Material provided:
__________

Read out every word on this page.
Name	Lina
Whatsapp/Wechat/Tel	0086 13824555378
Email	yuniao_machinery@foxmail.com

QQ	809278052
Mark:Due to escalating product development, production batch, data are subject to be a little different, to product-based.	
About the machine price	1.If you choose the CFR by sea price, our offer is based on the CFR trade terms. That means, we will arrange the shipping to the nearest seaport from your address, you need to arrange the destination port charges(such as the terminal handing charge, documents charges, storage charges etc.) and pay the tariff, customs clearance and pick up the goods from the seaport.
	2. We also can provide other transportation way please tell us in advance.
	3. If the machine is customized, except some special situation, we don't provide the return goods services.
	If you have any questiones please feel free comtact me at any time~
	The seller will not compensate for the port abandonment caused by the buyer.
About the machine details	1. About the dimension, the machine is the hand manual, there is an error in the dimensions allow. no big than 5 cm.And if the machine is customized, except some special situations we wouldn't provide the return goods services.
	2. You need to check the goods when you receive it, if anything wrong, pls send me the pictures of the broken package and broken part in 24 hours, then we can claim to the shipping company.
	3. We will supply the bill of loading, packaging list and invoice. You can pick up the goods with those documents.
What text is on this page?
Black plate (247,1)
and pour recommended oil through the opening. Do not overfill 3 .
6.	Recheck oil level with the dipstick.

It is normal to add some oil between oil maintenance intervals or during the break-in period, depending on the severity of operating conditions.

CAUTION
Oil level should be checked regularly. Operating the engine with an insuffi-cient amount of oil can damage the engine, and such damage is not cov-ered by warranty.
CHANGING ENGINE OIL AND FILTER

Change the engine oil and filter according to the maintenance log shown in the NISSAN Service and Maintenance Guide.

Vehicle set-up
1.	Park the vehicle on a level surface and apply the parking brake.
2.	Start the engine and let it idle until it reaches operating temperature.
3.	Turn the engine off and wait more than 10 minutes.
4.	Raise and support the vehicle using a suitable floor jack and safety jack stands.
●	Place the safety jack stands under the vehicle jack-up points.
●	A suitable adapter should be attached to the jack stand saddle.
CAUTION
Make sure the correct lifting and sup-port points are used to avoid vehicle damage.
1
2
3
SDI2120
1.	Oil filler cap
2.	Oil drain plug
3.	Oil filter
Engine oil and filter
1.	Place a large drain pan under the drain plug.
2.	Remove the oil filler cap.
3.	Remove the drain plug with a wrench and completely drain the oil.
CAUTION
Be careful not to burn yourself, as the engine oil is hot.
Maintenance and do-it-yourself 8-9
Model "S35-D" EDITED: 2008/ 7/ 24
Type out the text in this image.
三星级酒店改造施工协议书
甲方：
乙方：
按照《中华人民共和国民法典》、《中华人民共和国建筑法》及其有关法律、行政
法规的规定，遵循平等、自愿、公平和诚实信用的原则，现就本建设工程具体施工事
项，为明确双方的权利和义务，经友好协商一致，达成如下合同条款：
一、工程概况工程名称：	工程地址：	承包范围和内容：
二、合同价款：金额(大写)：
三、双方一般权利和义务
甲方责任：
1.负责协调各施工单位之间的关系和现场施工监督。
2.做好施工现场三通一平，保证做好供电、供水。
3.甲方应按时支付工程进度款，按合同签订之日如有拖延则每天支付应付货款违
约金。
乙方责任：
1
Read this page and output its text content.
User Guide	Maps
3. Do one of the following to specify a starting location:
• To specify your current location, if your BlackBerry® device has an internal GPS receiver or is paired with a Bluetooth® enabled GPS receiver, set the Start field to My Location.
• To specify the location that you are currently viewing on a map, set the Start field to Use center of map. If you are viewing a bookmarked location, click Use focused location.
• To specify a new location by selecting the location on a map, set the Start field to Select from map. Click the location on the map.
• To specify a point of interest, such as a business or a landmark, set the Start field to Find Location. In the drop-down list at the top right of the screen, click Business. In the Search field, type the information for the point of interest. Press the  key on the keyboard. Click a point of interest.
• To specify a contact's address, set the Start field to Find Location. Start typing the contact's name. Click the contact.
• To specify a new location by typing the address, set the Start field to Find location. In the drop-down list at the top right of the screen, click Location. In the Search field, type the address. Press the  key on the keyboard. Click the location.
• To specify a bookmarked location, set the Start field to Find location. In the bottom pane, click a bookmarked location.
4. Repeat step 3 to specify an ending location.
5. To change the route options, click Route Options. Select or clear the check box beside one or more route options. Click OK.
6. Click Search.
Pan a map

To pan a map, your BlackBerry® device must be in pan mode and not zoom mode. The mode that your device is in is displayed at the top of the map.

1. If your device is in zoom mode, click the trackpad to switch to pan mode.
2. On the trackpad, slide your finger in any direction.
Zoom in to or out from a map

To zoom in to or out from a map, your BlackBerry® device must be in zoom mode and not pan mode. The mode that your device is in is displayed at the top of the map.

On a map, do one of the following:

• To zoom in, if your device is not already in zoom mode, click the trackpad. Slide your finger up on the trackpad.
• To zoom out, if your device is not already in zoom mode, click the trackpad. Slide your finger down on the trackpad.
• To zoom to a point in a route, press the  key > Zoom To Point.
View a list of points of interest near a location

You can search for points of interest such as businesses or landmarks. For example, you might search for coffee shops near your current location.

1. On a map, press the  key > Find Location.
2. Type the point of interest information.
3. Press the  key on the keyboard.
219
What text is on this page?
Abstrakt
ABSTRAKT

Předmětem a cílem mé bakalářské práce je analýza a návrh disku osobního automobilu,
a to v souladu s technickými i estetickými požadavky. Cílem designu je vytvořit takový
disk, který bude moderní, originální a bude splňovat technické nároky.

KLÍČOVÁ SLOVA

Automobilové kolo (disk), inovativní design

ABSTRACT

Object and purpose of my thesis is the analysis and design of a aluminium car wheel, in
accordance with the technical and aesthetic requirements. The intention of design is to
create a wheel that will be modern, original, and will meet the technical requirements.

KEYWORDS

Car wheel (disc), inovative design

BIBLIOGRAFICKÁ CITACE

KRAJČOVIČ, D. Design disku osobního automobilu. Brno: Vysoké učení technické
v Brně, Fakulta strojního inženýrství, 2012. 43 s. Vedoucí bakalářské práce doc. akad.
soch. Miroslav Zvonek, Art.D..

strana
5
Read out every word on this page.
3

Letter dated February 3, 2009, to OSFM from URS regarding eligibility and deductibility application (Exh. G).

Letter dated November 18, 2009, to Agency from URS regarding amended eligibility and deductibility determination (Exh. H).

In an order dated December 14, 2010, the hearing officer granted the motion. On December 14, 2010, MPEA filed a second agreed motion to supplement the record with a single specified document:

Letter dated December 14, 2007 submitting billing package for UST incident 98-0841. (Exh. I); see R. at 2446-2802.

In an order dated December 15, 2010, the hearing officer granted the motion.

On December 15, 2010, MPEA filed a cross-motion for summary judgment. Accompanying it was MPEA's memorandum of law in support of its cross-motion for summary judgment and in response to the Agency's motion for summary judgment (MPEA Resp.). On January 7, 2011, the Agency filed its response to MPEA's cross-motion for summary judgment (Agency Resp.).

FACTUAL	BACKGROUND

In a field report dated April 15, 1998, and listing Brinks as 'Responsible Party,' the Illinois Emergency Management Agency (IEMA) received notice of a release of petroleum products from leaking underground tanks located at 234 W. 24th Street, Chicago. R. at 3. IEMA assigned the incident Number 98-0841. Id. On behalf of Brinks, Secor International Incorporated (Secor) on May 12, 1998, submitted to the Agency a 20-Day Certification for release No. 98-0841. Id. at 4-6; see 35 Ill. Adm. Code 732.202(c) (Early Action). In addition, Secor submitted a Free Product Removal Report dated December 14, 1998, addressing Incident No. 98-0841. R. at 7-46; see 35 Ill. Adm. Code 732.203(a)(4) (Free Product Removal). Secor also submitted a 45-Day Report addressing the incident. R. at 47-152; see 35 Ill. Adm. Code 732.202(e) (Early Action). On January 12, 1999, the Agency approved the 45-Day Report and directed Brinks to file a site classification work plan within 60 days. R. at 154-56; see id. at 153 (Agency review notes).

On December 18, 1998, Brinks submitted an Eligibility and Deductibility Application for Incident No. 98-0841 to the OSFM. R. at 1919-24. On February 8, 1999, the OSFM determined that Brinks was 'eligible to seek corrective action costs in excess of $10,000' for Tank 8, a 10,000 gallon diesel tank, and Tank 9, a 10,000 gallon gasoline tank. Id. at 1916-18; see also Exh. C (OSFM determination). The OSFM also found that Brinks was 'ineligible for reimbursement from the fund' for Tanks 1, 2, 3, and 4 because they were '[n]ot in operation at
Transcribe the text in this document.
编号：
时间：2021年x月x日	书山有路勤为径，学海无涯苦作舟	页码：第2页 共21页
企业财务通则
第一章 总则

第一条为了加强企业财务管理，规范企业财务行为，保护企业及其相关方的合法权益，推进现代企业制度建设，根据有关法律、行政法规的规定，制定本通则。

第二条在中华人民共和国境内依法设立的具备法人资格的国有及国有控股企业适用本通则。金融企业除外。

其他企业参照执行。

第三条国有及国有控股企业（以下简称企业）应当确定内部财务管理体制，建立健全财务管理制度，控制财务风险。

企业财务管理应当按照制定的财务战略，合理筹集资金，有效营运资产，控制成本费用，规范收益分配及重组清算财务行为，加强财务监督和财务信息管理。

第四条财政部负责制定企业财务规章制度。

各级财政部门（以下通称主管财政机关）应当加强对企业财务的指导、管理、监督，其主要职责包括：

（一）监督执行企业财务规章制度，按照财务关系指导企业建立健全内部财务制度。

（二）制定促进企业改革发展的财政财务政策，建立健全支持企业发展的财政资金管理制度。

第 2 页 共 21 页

__________

Do this: Starting with the line that contains "Transcribe the text in this document.", print each line through the last one in the listing. Include both end lines and add nothing.

Result of this task:
Transcribe the text in this document.
编号：
时间：2021年x月x日	书山有路勤为径，学海无涯苦作舟	页码：第2页 共21页
企业财务通则
第一章 总则

第一条为了加强企业财务管理，规范企业财务行为，保护企业及其相关方的合法权益，推进现代企业制度建设，根据有关法律、行政法规的规定，制定本通则。

第二条在中华人民共和国境内依法设立的具备法人资格的国有及国有控股企业适用本通则。金融企业除外。

其他企业参照执行。

第三条国有及国有控股企业（以下简称企业）应当确定内部财务管理体制，建立健全财务管理制度，控制财务风险。

企业财务管理应当按照制定的财务战略，合理筹集资金，有效营运资产，控制成本费用，规范收益分配及重组清算财务行为，加强财务监督和财务信息管理。

第四条财政部负责制定企业财务规章制度。

各级财政部门（以下通称主管财政机关）应当加强对企业财务的指导、管理、监督，其主要职责包括：

（一）监督执行企业财务规章制度，按照财务关系指导企业建立健全内部财务制度。

（二）制定促进企业改革发展的财政财务政策，建立健全支持企业发展的财政资金管理制度。

第 2 页 共 21 页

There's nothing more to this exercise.